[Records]

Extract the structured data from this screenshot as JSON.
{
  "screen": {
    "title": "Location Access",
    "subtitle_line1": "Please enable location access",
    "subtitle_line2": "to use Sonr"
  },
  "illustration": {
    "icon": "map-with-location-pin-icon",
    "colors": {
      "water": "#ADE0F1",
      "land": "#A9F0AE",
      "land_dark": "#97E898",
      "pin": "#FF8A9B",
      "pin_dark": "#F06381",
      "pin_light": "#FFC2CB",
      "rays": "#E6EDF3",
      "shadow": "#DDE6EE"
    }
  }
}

*SHORT EXERCISE*.
Extract the listing in its entirety and repeat it exactly.

*COMPLETE ANSWER*.
Extract the structured data from this screenshot as JSON.
{
  "screen": {
    "title": "Location Access",
    "subtitle_line1": "Please enable location access",
    "subtitle_line2": "to use Sonr"
  },
  "illustration": {
    "icon": "map-with-location-pin-icon",
    "colors": {
      "water": "#ADE0F1",
      "land": "#A9F0AE",
      "land_dark": "#97E898",
      "pin": "#FF8A9B",
      "pin_dark": "#F06381",
      "pin_light": "#FFC2CB",
      "rays": "#E6EDF3",
      "shadow": "#DDE6EE"
    }
  }
}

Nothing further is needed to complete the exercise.